> [TASK TO CARRY OUT]
Return the whole listing, keeping every character the same.

> [SOURCE RECORDS]
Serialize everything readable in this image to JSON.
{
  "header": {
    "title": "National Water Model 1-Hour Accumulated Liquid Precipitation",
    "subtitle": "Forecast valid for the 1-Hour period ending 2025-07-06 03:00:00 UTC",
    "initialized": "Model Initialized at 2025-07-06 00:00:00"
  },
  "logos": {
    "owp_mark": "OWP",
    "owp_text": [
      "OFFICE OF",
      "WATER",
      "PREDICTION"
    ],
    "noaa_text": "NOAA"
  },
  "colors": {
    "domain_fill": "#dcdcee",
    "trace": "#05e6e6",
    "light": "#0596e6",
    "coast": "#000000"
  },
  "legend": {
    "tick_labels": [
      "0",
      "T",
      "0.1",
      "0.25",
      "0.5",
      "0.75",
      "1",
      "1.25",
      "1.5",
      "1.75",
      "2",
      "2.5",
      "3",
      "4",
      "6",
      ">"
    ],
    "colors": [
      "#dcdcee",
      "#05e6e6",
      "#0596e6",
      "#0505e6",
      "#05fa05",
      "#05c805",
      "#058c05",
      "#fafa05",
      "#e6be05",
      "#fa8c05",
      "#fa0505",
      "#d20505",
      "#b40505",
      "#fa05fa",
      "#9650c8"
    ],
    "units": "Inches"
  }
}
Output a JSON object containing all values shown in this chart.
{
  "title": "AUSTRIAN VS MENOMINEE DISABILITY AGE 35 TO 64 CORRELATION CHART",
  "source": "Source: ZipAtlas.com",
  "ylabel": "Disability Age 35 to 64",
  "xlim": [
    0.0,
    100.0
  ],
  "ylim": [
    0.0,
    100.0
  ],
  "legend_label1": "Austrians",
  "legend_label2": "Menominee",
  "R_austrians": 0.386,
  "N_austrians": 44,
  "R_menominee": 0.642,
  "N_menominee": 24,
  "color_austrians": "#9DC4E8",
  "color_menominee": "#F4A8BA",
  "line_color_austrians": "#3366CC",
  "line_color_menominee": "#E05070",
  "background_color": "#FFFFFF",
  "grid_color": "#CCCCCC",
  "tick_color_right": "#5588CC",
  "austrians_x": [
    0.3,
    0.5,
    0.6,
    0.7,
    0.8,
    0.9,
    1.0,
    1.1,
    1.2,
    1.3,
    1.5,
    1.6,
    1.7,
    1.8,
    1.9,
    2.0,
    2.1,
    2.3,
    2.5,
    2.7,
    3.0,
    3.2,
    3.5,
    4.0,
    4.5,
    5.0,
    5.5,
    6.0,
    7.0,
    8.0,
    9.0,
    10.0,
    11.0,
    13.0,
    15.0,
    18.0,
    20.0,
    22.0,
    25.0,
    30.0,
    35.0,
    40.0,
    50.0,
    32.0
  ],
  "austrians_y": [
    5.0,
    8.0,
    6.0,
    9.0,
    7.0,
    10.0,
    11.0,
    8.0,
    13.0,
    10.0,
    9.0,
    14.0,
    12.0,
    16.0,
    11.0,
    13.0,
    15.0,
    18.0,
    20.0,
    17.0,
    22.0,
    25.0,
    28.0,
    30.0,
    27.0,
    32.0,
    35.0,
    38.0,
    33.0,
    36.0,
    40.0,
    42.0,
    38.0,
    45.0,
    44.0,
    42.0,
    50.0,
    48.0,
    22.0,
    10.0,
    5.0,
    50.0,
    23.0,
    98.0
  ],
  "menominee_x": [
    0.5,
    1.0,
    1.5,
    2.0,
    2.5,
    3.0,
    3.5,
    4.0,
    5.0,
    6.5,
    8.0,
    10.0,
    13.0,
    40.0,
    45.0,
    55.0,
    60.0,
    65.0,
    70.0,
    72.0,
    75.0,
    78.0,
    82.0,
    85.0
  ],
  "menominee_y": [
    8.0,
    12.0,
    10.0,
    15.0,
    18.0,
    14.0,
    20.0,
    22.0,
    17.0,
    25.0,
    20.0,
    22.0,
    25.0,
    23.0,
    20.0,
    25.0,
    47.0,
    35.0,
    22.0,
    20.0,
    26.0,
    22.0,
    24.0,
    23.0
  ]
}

> [SOLUTION TO THE PROBLEM]
Serialize everything readable in this image to JSON.
{
  "header": {
    "title": "National Water Model 1-Hour Accumulated Liquid Precipitation",
    "subtitle": "Forecast valid for the 1-Hour period ending 2025-07-06 03:00:00 UTC",
    "initialized": "Model Initialized at 2025-07-06 00:00:00"
  },
  "logos": {
    "owp_mark": "OWP",
    "owp_text": [
      "OFFICE OF",
      "WATER",
      "PREDICTION"
    ],
    "noaa_text": "NOAA"
  },
  "colors": {
    "domain_fill": "#dcdcee",
    "trace": "#05e6e6",
    "light": "#0596e6",
    "coast": "#000000"
  },
  "legend": {
    "tick_labels": [
      "0",
      "T",
      "0.1",
      "0.25",
      "0.5",
      "0.75",
      "1",
      "1.25",
      "1.5",
      "1.75",
      "2",
      "2.5",
      "3",
      "4",
      "6",
      ">"
    ],
    "colors": [
      "#dcdcee",
      "#05e6e6",
      "#0596e6",
      "#0505e6",
      "#05fa05",
      "#05c805",
      "#058c05",
      "#fafa05",
      "#e6be05",
      "#fa8c05",
      "#fa0505",
      "#d20505",
      "#b40505",
      "#fa05fa",
      "#9650c8"
    ],
    "units": "Inches"
  }
}
Output a JSON object containing all values shown in this chart.
{
  "title": "AUSTRIAN VS MENOMINEE DISABILITY AGE 35 TO 64 CORRELATION CHART",
  "source": "Source: ZipAtlas.com",
  "ylabel": "Disability Age 35 to 64",
  "xlim": [
    0.0,
    100.0
  ],
  "ylim": [
    0.0,
    100.0
  ],
  "legend_label1": "Austrians",
  "legend_label2": "Menominee",
  "R_austrians": 0.386,
  "N_austrians": 44,
  "R_menominee": 0.642,
  "N_menominee": 24,
  "color_austrians": "#9DC4E8",
  "color_menominee": "#F4A8BA",
  "line_color_austrians": "#3366CC",
  "line_color_menominee": "#E05070",
  "background_color": "#FFFFFF",
  "grid_color": "#CCCCCC",
  "tick_color_right": "#5588CC",
  "austrians_x": [
    0.3,
    0.5,
    0.6,
    0.7,
    0.8,
    0.9,
    1.0,
    1.1,
    1.2,
    1.3,
    1.5,
    1.6,
    1.7,
    1.8,
    1.9,
    2.0,
    2.1,
    2.3,
    2.5,
    2.7,
    3.0,
    3.2,
    3.5,
    4.0,
    4.5,
    5.0,
    5.5,
    6.0,
    7.0,
    8.0,
    9.0,
    10.0,
    11.0,
    13.0,
    15.0,
    18.0,
    20.0,
    22.0,
    25.0,
    30.0,
    35.0,
    40.0,
    50.0,
    32.0
  ],
  "austrians_y": [
    5.0,
    8.0,
    6.0,
    9.0,
    7.0,
    10.0,
    11.0,
    8.0,
    13.0,
    10.0,
    9.0,
    14.0,
    12.0,
    16.0,
    11.0,
    13.0,
    15.0,
    18.0,
    20.0,
    17.0,
    22.0,
    25.0,
    28.0,
    30.0,
    27.0,
    32.0,
    35.0,
    38.0,
    33.0,
    36.0,
    40.0,
    42.0,
    38.0,
    45.0,
    44.0,
    42.0,
    50.0,
    48.0,
    22.0,
    10.0,
    5.0,
    50.0,
    23.0,
    98.0
  ],
  "menominee_x": [
    0.5,
    1.0,
    1.5,
    2.0,
    2.5,
    3.0,
    3.5,
    4.0,
    5.0,
    6.5,
    8.0,
    10.0,
    13.0,
    40.0,
    45.0,
    55.0,
    60.0,
    65.0,
    70.0,
    72.0,
    75.0,
    78.0,
    82.0,
    85.0
  ],
  "menominee_y": [
    8.0,
    12.0,
    10.0,
    15.0,
    18.0,
    14.0,
    20.0,
    22.0,
    17.0,
    25.0,
    20.0,
    22.0,
    25.0,
    23.0,
    20.0,
    25.0,
    47.0,
    35.0,
    22.0,
    20.0,
    26.0,
    22.0,
    24.0,
    23.0
  ]
}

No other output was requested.